Give the number of lines containing the word "exceptions" and nothing more.

» **Extracted records**:
_ _ _

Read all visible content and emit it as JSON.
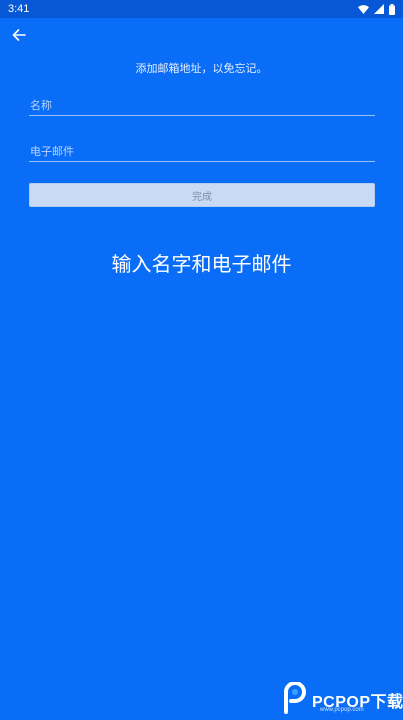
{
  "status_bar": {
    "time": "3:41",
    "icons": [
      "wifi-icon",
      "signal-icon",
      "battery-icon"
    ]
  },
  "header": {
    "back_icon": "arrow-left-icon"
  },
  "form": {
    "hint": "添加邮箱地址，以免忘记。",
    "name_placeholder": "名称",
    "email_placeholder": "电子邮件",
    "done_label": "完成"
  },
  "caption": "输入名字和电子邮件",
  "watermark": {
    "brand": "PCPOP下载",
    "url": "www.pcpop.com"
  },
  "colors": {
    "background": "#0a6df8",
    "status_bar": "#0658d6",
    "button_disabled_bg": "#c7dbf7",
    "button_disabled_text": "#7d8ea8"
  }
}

_ _ _

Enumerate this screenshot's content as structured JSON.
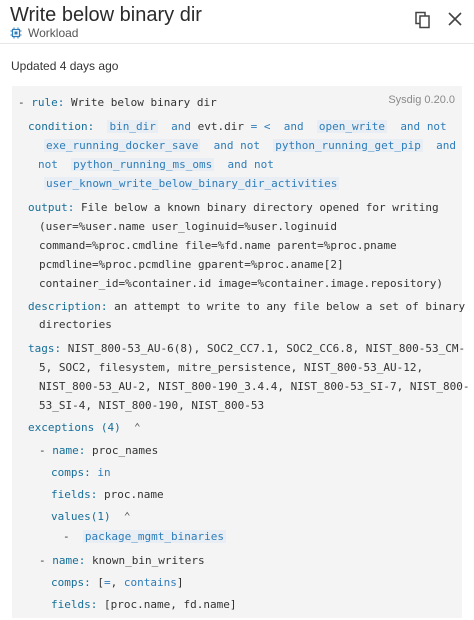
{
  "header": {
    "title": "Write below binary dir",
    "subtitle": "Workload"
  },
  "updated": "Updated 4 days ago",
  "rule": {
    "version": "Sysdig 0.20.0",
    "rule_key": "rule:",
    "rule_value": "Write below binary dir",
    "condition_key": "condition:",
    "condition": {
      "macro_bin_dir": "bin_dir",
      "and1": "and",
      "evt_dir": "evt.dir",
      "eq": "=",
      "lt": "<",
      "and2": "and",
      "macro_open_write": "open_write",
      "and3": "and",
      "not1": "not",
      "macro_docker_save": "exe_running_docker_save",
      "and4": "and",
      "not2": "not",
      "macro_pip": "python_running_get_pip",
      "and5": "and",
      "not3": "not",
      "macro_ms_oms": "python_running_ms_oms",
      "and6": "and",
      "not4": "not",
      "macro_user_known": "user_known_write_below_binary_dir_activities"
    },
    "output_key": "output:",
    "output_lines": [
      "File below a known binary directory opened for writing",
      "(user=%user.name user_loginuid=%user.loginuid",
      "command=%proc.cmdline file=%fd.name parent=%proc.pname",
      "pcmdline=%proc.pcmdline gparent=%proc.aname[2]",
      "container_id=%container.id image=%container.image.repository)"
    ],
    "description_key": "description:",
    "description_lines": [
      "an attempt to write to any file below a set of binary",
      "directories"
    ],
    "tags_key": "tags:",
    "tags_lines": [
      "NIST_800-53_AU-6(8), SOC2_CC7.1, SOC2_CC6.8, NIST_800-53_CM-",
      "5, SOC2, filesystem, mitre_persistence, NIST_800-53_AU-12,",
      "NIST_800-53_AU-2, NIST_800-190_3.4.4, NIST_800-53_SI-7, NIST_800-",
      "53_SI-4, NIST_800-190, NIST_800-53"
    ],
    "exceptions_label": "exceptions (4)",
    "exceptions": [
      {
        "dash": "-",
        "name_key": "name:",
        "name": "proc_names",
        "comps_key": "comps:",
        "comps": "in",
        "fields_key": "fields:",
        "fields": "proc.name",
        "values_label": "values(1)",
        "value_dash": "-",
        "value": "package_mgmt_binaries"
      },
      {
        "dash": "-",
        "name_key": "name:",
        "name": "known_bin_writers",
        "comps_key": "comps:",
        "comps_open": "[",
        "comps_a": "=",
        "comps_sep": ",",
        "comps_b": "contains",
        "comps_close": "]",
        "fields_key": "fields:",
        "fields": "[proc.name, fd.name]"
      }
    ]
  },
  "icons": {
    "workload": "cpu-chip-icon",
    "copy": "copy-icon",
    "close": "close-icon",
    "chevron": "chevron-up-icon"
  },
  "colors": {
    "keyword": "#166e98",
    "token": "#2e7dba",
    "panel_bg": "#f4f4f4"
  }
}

_ _ _

» **RESULT OF THIS EXERCISE**:
2